TASK>
Leave the pictures out and print every record below exactly as it stands.

MATERIAL FOR THIS TASK>
§

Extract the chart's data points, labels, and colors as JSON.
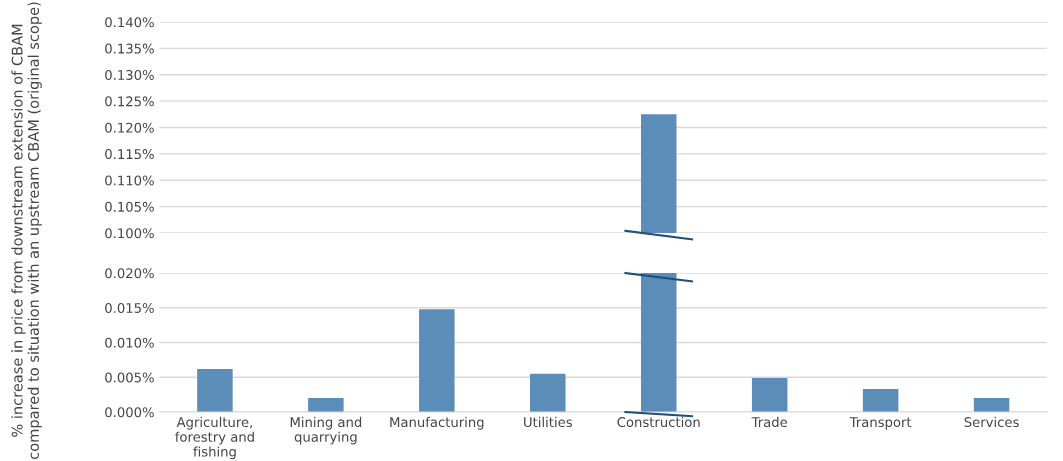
{
  "chart_data": [
    {
      "type": "bar",
      "ylabel": "% increase in price from downstream extension of CBAM compared to situation with an upstream CBAM (original scope)",
      "values": [
        null,
        null,
        null,
        null,
        0.1225,
        null,
        null,
        null
      ],
      "color": "#5b8db8",
      "ylim": [
        0.1,
        0.14
      ],
      "yticks": [
        {
          "value": 0.1,
          "label": "0.100%"
        },
        {
          "value": 0.105,
          "label": "0.105%"
        },
        {
          "value": 0.11,
          "label": "0.110%"
        },
        {
          "value": 0.115,
          "label": "0.115%"
        },
        {
          "value": 0.12,
          "label": "0.120%"
        },
        {
          "value": 0.125,
          "label": "0.125%"
        },
        {
          "value": 0.13,
          "label": "0.130%"
        },
        {
          "value": 0.135,
          "label": "0.135%"
        },
        {
          "value": 0.14,
          "label": "0.140%"
        }
      ],
      "grid": "y",
      "tick_labels": "y"
    },
    {
      "type": "bar",
      "categories": [
        "Agriculture, forestry and fishing",
        "Mining and quarrying",
        "Manufacturing",
        "Utilities",
        "Construction",
        "Trade",
        "Transport",
        "Services"
      ],
      "values": [
        0.0062,
        0.002,
        0.0148,
        0.0055,
        0.02,
        0.0049,
        0.0033,
        0.002
      ],
      "color": "#5b8db8",
      "ylim": [
        0,
        0.02
      ],
      "yticks": [
        {
          "value": 0,
          "label": "0.000%"
        },
        {
          "value": 0.005,
          "label": "0.005%"
        },
        {
          "value": 0.01,
          "label": "0.010%"
        },
        {
          "value": 0.015,
          "label": "0.015%"
        },
        {
          "value": 0.02,
          "label": "0.020%"
        }
      ],
      "grid": "y"
    }
  ]
}
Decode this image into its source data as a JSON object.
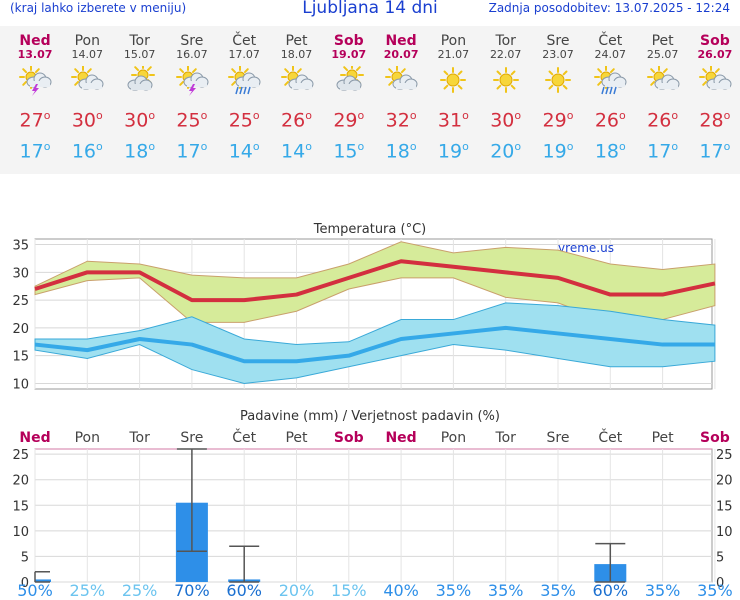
{
  "header": {
    "left_note": "(kraj lahko izberete v meniju)",
    "title": "Ljubljana 14 dni",
    "updated": "Zadnja posodobitev: 13.07.2025 - 12:24"
  },
  "days": [
    {
      "name": "Ned",
      "date": "13.07",
      "weekend": true,
      "icon": "thunderstorm-icon",
      "tmax": "27",
      "tmin": "17"
    },
    {
      "name": "Pon",
      "date": "14.07",
      "weekend": false,
      "icon": "sun-cloud-icon",
      "tmax": "30",
      "tmin": "16"
    },
    {
      "name": "Tor",
      "date": "15.07",
      "weekend": false,
      "icon": "cloudy-sun-icon",
      "tmax": "30",
      "tmin": "18"
    },
    {
      "name": "Sre",
      "date": "16.07",
      "weekend": false,
      "icon": "thunderstorm-icon",
      "tmax": "25",
      "tmin": "17"
    },
    {
      "name": "Čet",
      "date": "17.07",
      "weekend": false,
      "icon": "rain-sun-icon",
      "tmax": "25",
      "tmin": "14"
    },
    {
      "name": "Pet",
      "date": "18.07",
      "weekend": false,
      "icon": "sun-cloud-icon",
      "tmax": "26",
      "tmin": "14"
    },
    {
      "name": "Sob",
      "date": "19.07",
      "weekend": true,
      "icon": "cloudy-sun-icon",
      "tmax": "29",
      "tmin": "15"
    },
    {
      "name": "Ned",
      "date": "20.07",
      "weekend": true,
      "icon": "sun-cloud-icon",
      "tmax": "32",
      "tmin": "18"
    },
    {
      "name": "Pon",
      "date": "21.07",
      "weekend": false,
      "icon": "sun-icon",
      "tmax": "31",
      "tmin": "19"
    },
    {
      "name": "Tor",
      "date": "22.07",
      "weekend": false,
      "icon": "sun-icon",
      "tmax": "30",
      "tmin": "20"
    },
    {
      "name": "Sre",
      "date": "23.07",
      "weekend": false,
      "icon": "sun-icon",
      "tmax": "29",
      "tmin": "19"
    },
    {
      "name": "Čet",
      "date": "24.07",
      "weekend": false,
      "icon": "rain-sun-icon",
      "tmax": "26",
      "tmin": "18"
    },
    {
      "name": "Pet",
      "date": "25.07",
      "weekend": false,
      "icon": "sun-cloud-icon",
      "tmax": "26",
      "tmin": "17"
    },
    {
      "name": "Sob",
      "date": "26.07",
      "weekend": true,
      "icon": "sun-cloud-icon",
      "tmax": "28",
      "tmin": "17"
    }
  ],
  "colors": {
    "max": "#d32f3f",
    "min": "#35a9e8",
    "weekend": "#b5005a",
    "max_band": "#d6eb9a",
    "min_band": "#9fe0f0",
    "bar": "#2e8fe8"
  },
  "chart_data": [
    {
      "type": "line",
      "title": "Temperatura (°C)",
      "watermark": "vreme.us",
      "ylim": [
        9,
        36
      ],
      "yticks": [
        10,
        15,
        20,
        25,
        30,
        35
      ],
      "grid": true,
      "x": [
        "13.07",
        "14.07",
        "15.07",
        "16.07",
        "17.07",
        "18.07",
        "19.07",
        "20.07",
        "21.07",
        "22.07",
        "23.07",
        "24.07",
        "25.07",
        "26.07"
      ],
      "series": [
        {
          "values": [
            27,
            30,
            30,
            25,
            25,
            26,
            29,
            32,
            31,
            30,
            29,
            26,
            26,
            28
          ]
        },
        {
          "values": [
            27.5,
            32,
            31.5,
            29.5,
            29,
            29,
            31.5,
            35.5,
            33.5,
            34.5,
            34,
            31.5,
            30.5,
            31.5
          ]
        },
        {
          "values": [
            26,
            28.5,
            29,
            21,
            21,
            23,
            27,
            29,
            29,
            25.5,
            24.5,
            21,
            21.5,
            24
          ]
        },
        {
          "values": [
            17,
            16,
            18,
            17,
            14,
            14,
            15,
            18,
            19,
            20,
            19,
            18,
            17,
            17
          ]
        },
        {
          "values": [
            18,
            18,
            19.5,
            22,
            18,
            17,
            17.5,
            21.5,
            21.5,
            24.5,
            24,
            23,
            21.5,
            20.5
          ]
        },
        {
          "values": [
            16,
            14.5,
            17,
            12.5,
            10,
            11,
            13,
            15,
            17,
            16,
            14.5,
            13,
            13,
            14
          ]
        }
      ]
    },
    {
      "type": "bar",
      "title": "Padavine (mm) / Verjetnost padavin (%)",
      "ylim": [
        0,
        26
      ],
      "yticks": [
        0,
        5,
        10,
        15,
        20,
        25
      ],
      "categories": [
        "Ned",
        "Pon",
        "Tor",
        "Sre",
        "Čet",
        "Pet",
        "Sob",
        "Ned",
        "Pon",
        "Tor",
        "Sre",
        "Čet",
        "Pet",
        "Sob"
      ],
      "values": [
        0.5,
        0,
        0,
        15.5,
        0.5,
        0,
        0,
        0,
        0,
        0,
        0,
        3.5,
        0,
        0
      ],
      "error_low": [
        0,
        null,
        null,
        6,
        0,
        null,
        null,
        null,
        null,
        null,
        null,
        0,
        null,
        null
      ],
      "error_high": [
        2,
        null,
        null,
        26,
        7,
        null,
        null,
        null,
        null,
        null,
        null,
        7.5,
        null,
        null
      ],
      "probability": [
        "50%",
        "25%",
        "25%",
        "70%",
        "60%",
        "20%",
        "15%",
        "40%",
        "35%",
        "35%",
        "35%",
        "60%",
        "35%",
        "35%"
      ]
    }
  ]
}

§

RESULT OF THIS TASK>
Extract the chart's data points, labels, and colors as JSON.
{
  "chart_data": [
    {
      "type": "bar",
      "ylabel": "% increase in price from downstream extension of CBAM compared to situation with an upstream CBAM (original scope)",
      "values": [
        null,
        null,
        null,
        null,
        0.1225,
        null,
        null,
        null
      ],
      "color": "#5b8db8",
      "ylim": [
        0.1,
        0.14
      ],
      "yticks": [
        {
          "value": 0.1,
          "label": "0.100%"
        },
        {
          "value": 0.105,
          "label": "0.105%"
        },
        {
          "value": 0.11,
          "label": "0.110%"
        },
        {
          "value": 0.115,
          "label": "0.115%"
        },
        {
          "value": 0.12,
          "label": "0.120%"
        },
        {
          "value": 0.125,
          "label": "0.125%"
        },
        {
          "value": 0.13,
          "label": "0.130%"
        },
        {
          "value": 0.135,
          "label": "0.135%"
        },
        {
          "value": 0.14,
          "label": "0.140%"
        }
      ],
      "grid": "y",
      "tick_labels": "y"
    },
    {
      "type": "bar",
      "categories": [
        "Agriculture, forestry and fishing",
        "Mining and quarrying",
        "Manufacturing",
        "Utilities",
        "Construction",
        "Trade",
        "Transport",
        "Services"
      ],
      "values": [
        0.0062,
        0.002,
        0.0148,
        0.0055,
        0.02,
        0.0049,
        0.0033,
        0.002
      ],
      "color": "#5b8db8",
      "ylim": [
        0,
        0.02
      ],
      "yticks": [
        {
          "value": 0,
          "label": "0.000%"
        },
        {
          "value": 0.005,
          "label": "0.005%"
        },
        {
          "value": 0.01,
          "label": "0.010%"
        },
        {
          "value": 0.015,
          "label": "0.015%"
        },
        {
          "value": 0.02,
          "label": "0.020%"
        }
      ],
      "grid": "y"
    }
  ]
}
Decode this image into its source data as a JSON object.
{
  "header": {
    "left_note": "(kraj lahko izberete v meniju)",
    "title": "Ljubljana 14 dni",
    "updated": "Zadnja posodobitev: 13.07.2025 - 12:24"
  },
  "days": [
    {
      "name": "Ned",
      "date": "13.07",
      "weekend": true,
      "icon": "thunderstorm-icon",
      "tmax": "27",
      "tmin": "17"
    },
    {
      "name": "Pon",
      "date": "14.07",
      "weekend": false,
      "icon": "sun-cloud-icon",
      "tmax": "30",
      "tmin": "16"
    },
    {
      "name": "Tor",
      "date": "15.07",
      "weekend": false,
      "icon": "cloudy-sun-icon",
      "tmax": "30",
      "tmin": "18"
    },
    {
      "name": "Sre",
      "date": "16.07",
      "weekend": false,
      "icon": "thunderstorm-icon",
      "tmax": "25",
      "tmin": "17"
    },
    {
      "name": "Čet",
      "date": "17.07",
      "weekend": false,
      "icon": "rain-sun-icon",
      "tmax": "25",
      "tmin": "14"
    },
    {
      "name": "Pet",
      "date": "18.07",
      "weekend": false,
      "icon": "sun-cloud-icon",
      "tmax": "26",
      "tmin": "14"
    },
    {
      "name": "Sob",
      "date": "19.07",
      "weekend": true,
      "icon": "cloudy-sun-icon",
      "tmax": "29",
      "tmin": "15"
    },
    {
      "name": "Ned",
      "date": "20.07",
      "weekend": true,
      "icon": "sun-cloud-icon",
      "tmax": "32",
      "tmin": "18"
    },
    {
      "name": "Pon",
      "date": "21.07",
      "weekend": false,
      "icon": "sun-icon",
      "tmax": "31",
      "tmin": "19"
    },
    {
      "name": "Tor",
      "date": "22.07",
      "weekend": false,
      "icon": "sun-icon",
      "tmax": "30",
      "tmin": "20"
    },
    {
      "name": "Sre",
      "date": "23.07",
      "weekend": false,
      "icon": "sun-icon",
      "tmax": "29",
      "tmin": "19"
    },
    {
      "name": "Čet",
      "date": "24.07",
      "weekend": false,
      "icon": "rain-sun-icon",
      "tmax": "26",
      "tmin": "18"
    },
    {
      "name": "Pet",
      "date": "25.07",
      "weekend": false,
      "icon": "sun-cloud-icon",
      "tmax": "26",
      "tmin": "17"
    },
    {
      "name": "Sob",
      "date": "26.07",
      "weekend": true,
      "icon": "sun-cloud-icon",
      "tmax": "28",
      "tmin": "17"
    }
  ],
  "colors": {
    "max": "#d32f3f",
    "min": "#35a9e8",
    "weekend": "#b5005a",
    "max_band": "#d6eb9a",
    "min_band": "#9fe0f0",
    "bar": "#2e8fe8"
  },
  "chart_data": [
    {
      "type": "line",
      "title": "Temperatura (°C)",
      "watermark": "vreme.us",
      "ylim": [
        9,
        36
      ],
      "yticks": [
        10,
        15,
        20,
        25,
        30,
        35
      ],
      "grid": true,
      "x": [
        "13.07",
        "14.07",
        "15.07",
        "16.07",
        "17.07",
        "18.07",
        "19.07",
        "20.07",
        "21.07",
        "22.07",
        "23.07",
        "24.07",
        "25.07",
        "26.07"
      ],
      "series": [
        {
          "values": [
            27,
            30,
            30,
            25,
            25,
            26,
            29,
            32,
            31,
            30,
            29,
            26,
            26,
            28
          ]
        },
        {
          "values": [
            27.5,
            32,
            31.5,
            29.5,
            29,
            29,
            31.5,
            35.5,
            33.5,
            34.5,
            34,
            31.5,
            30.5,
            31.5
          ]
        },
        {
          "values": [
            26,
            28.5,
            29,
            21,
            21,
            23,
            27,
            29,
            29,
            25.5,
            24.5,
            21,
            21.5,
            24
          ]
        },
        {
          "values": [
            17,
            16,
            18,
            17,
            14,
            14,
            15,
            18,
            19,
            20,
            19,
            18,
            17,
            17
          ]
        },
        {
          "values": [
            18,
            18,
            19.5,
            22,
            18,
            17,
            17.5,
            21.5,
            21.5,
            24.5,
            24,
            23,
            21.5,
            20.5
          ]
        },
        {
          "values": [
            16,
            14.5,
            17,
            12.5,
            10,
            11,
            13,
            15,
            17,
            16,
            14.5,
            13,
            13,
            14
          ]
        }
      ]
    },
    {
      "type": "bar",
      "title": "Padavine (mm) / Verjetnost padavin (%)",
      "ylim": [
        0,
        26
      ],
      "yticks": [
        0,
        5,
        10,
        15,
        20,
        25
      ],
      "categories": [
        "Ned",
        "Pon",
        "Tor",
        "Sre",
        "Čet",
        "Pet",
        "Sob",
        "Ned",
        "Pon",
        "Tor",
        "Sre",
        "Čet",
        "Pet",
        "Sob"
      ],
      "values": [
        0.5,
        0,
        0,
        15.5,
        0.5,
        0,
        0,
        0,
        0,
        0,
        0,
        3.5,
        0,
        0
      ],
      "error_low": [
        0,
        null,
        null,
        6,
        0,
        null,
        null,
        null,
        null,
        null,
        null,
        0,
        null,
        null
      ],
      "error_high": [
        2,
        null,
        null,
        26,
        7,
        null,
        null,
        null,
        null,
        null,
        null,
        7.5,
        null,
        null
      ],
      "probability": [
        "50%",
        "25%",
        "25%",
        "70%",
        "60%",
        "20%",
        "15%",
        "40%",
        "35%",
        "35%",
        "35%",
        "60%",
        "35%",
        "35%"
      ]
    }
  ]
}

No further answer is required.